__Written task__. Can you transcribe every entry word for word, skipping the images?

****************

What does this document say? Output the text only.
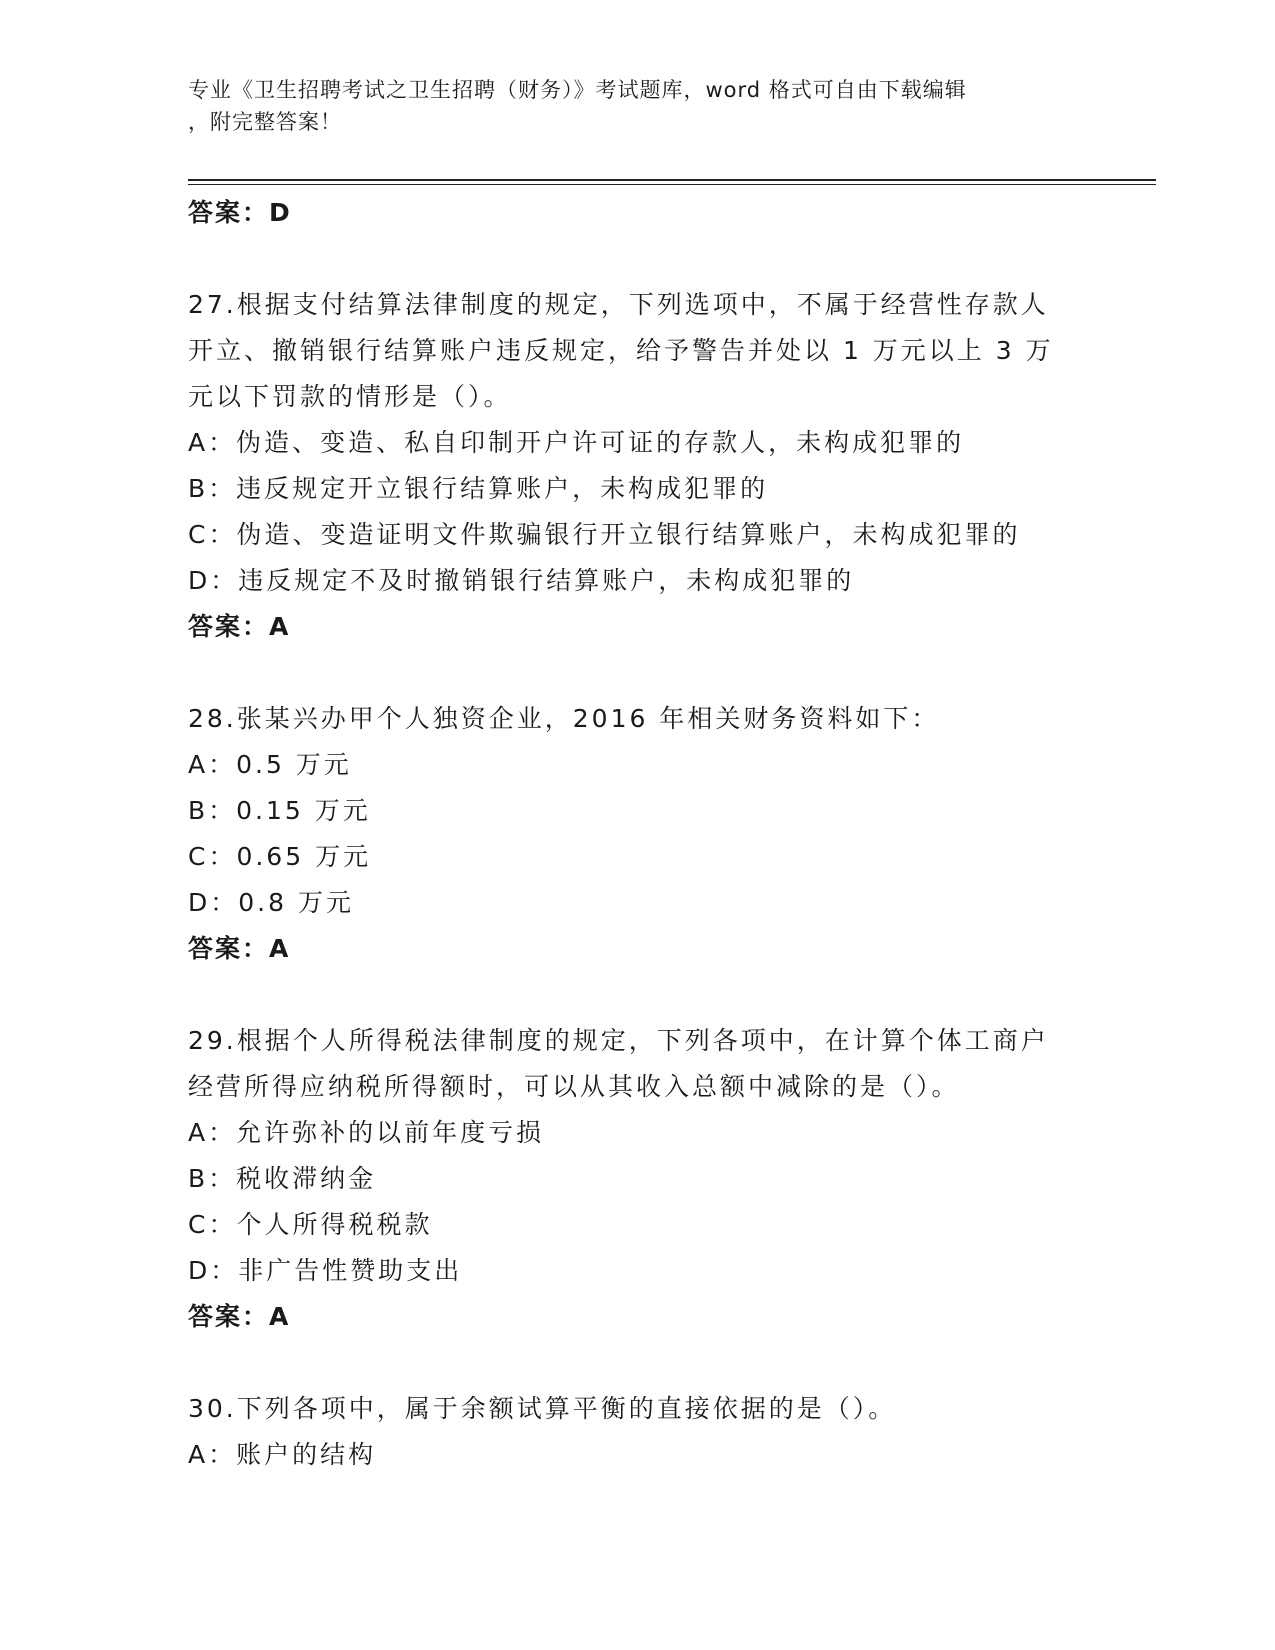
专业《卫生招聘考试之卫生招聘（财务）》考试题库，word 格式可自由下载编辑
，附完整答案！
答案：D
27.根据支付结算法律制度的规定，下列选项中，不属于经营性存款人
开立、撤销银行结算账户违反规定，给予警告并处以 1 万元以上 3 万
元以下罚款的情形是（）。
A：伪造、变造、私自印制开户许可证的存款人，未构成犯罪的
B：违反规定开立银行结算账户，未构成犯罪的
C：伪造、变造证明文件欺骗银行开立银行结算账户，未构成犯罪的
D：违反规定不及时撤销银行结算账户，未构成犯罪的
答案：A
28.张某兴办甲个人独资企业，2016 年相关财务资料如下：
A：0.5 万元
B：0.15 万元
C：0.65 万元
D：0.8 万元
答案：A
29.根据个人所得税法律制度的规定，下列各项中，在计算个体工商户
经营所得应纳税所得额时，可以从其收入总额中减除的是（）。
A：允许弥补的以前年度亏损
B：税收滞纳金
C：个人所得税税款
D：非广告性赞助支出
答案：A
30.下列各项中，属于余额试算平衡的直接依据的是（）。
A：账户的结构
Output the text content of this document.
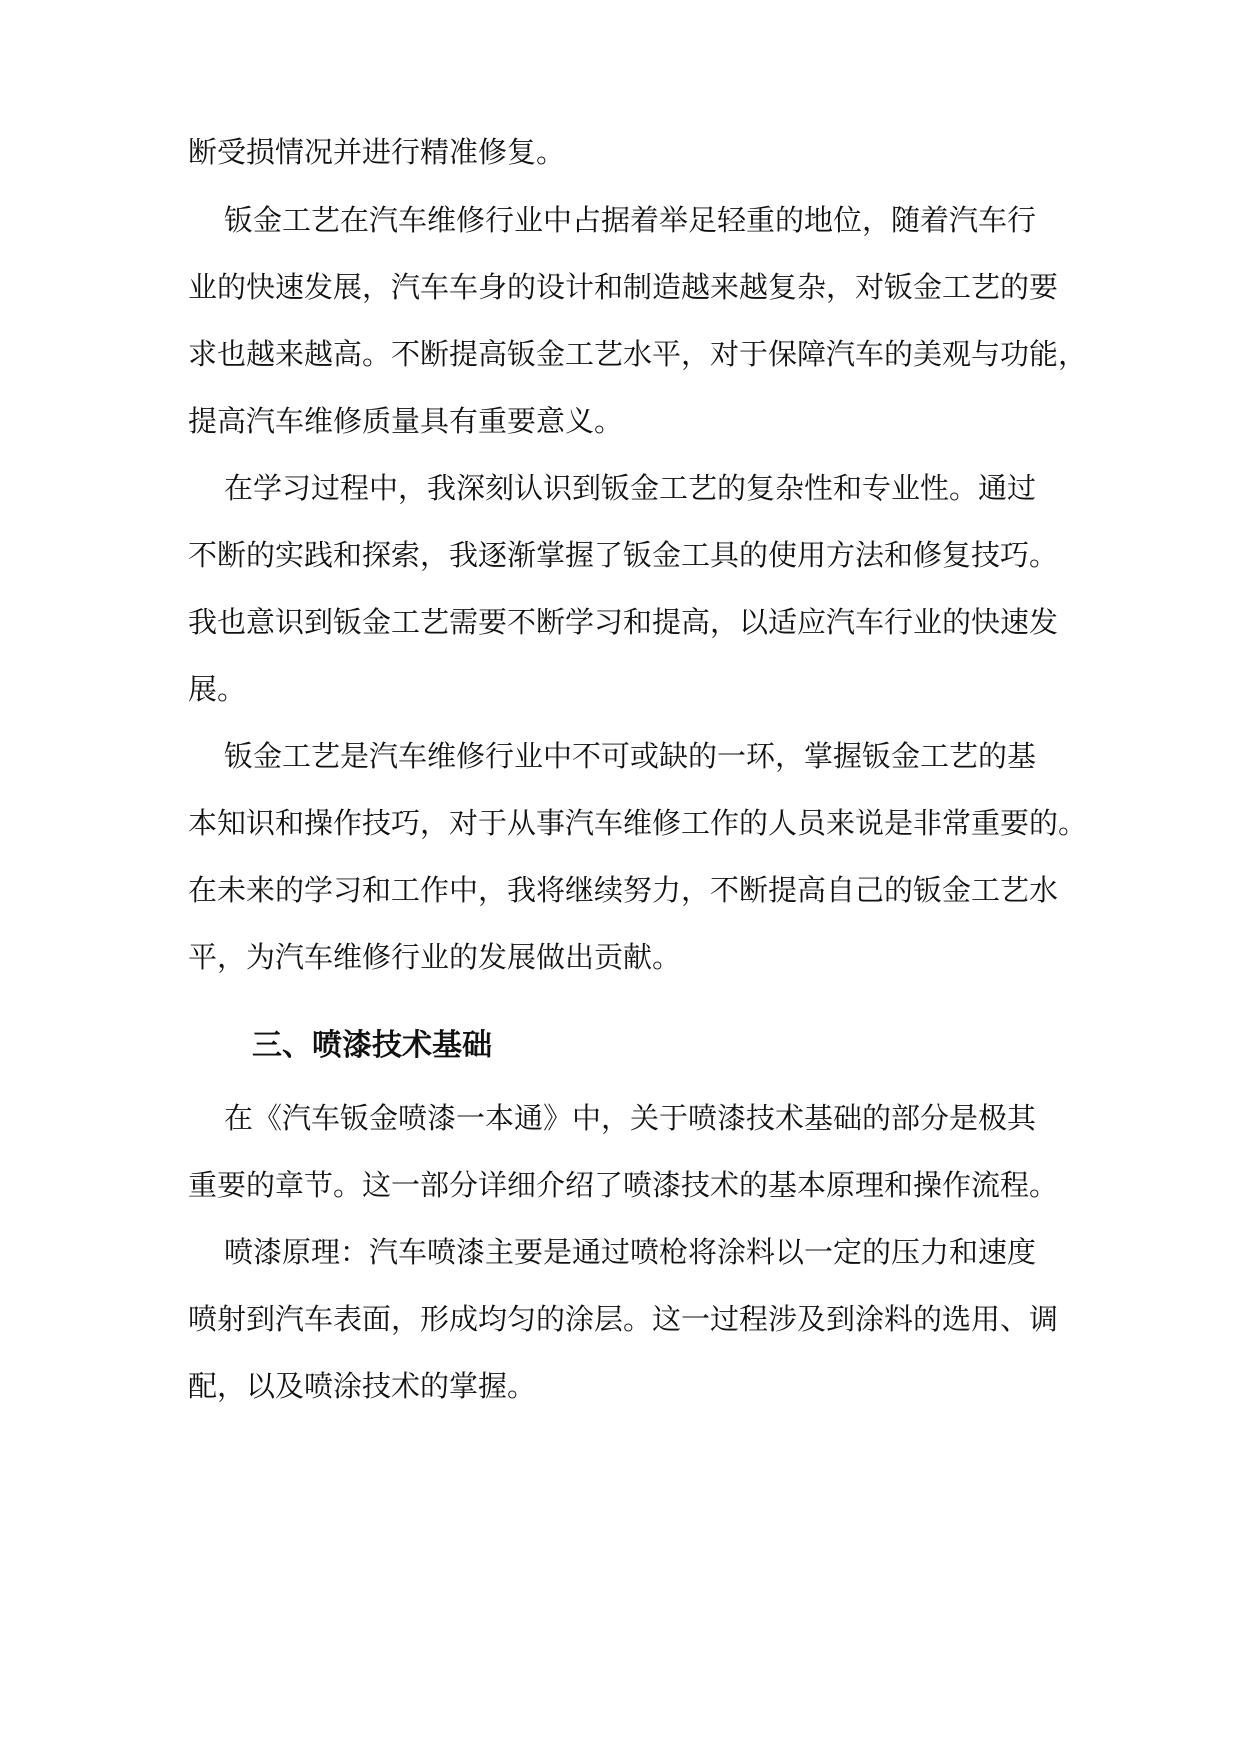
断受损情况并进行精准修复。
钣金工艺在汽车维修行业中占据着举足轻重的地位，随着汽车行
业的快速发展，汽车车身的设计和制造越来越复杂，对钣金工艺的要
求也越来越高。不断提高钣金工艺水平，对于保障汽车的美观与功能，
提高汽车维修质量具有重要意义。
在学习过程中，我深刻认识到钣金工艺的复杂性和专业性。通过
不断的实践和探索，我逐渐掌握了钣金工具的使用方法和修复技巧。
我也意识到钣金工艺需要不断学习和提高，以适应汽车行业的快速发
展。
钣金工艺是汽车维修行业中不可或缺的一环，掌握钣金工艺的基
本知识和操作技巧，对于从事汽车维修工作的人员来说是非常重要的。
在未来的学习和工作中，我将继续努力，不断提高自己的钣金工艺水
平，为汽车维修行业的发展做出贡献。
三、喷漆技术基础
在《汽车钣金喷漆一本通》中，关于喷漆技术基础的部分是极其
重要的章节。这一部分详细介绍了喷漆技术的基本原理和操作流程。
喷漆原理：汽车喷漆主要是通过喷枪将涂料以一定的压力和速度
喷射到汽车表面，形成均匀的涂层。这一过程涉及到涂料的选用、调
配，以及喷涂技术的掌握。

****************

__Written solution__.
What does this document say? Output the text only.
专业《卫生招聘考试之卫生招聘（财务）》考试题库，word 格式可自由下载编辑
，附完整答案！
答案：D
27.根据支付结算法律制度的规定，下列选项中，不属于经营性存款人
开立、撤销银行结算账户违反规定，给予警告并处以 1 万元以上 3 万
元以下罚款的情形是（）。
A：伪造、变造、私自印制开户许可证的存款人，未构成犯罪的
B：违反规定开立银行结算账户，未构成犯罪的
C：伪造、变造证明文件欺骗银行开立银行结算账户，未构成犯罪的
D：违反规定不及时撤销银行结算账户，未构成犯罪的
答案：A
28.张某兴办甲个人独资企业，2016 年相关财务资料如下：
A：0.5 万元
B：0.15 万元
C：0.65 万元
D：0.8 万元
答案：A
29.根据个人所得税法律制度的规定，下列各项中，在计算个体工商户
经营所得应纳税所得额时，可以从其收入总额中减除的是（）。
A：允许弥补的以前年度亏损
B：税收滞纳金
C：个人所得税税款
D：非广告性赞助支出
答案：A
30.下列各项中，属于余额试算平衡的直接依据的是（）。
A：账户的结构
Output the text content of this document.
断受损情况并进行精准修复。
钣金工艺在汽车维修行业中占据着举足轻重的地位，随着汽车行
业的快速发展，汽车车身的设计和制造越来越复杂，对钣金工艺的要
求也越来越高。不断提高钣金工艺水平，对于保障汽车的美观与功能，
提高汽车维修质量具有重要意义。
在学习过程中，我深刻认识到钣金工艺的复杂性和专业性。通过
不断的实践和探索，我逐渐掌握了钣金工具的使用方法和修复技巧。
我也意识到钣金工艺需要不断学习和提高，以适应汽车行业的快速发
展。
钣金工艺是汽车维修行业中不可或缺的一环，掌握钣金工艺的基
本知识和操作技巧，对于从事汽车维修工作的人员来说是非常重要的。
在未来的学习和工作中，我将继续努力，不断提高自己的钣金工艺水
平，为汽车维修行业的发展做出贡献。
三、喷漆技术基础
在《汽车钣金喷漆一本通》中，关于喷漆技术基础的部分是极其
重要的章节。这一部分详细介绍了喷漆技术的基本原理和操作流程。
喷漆原理：汽车喷漆主要是通过喷枪将涂料以一定的压力和速度
喷射到汽车表面，形成均匀的涂层。这一过程涉及到涂料的选用、调
配，以及喷涂技术的掌握。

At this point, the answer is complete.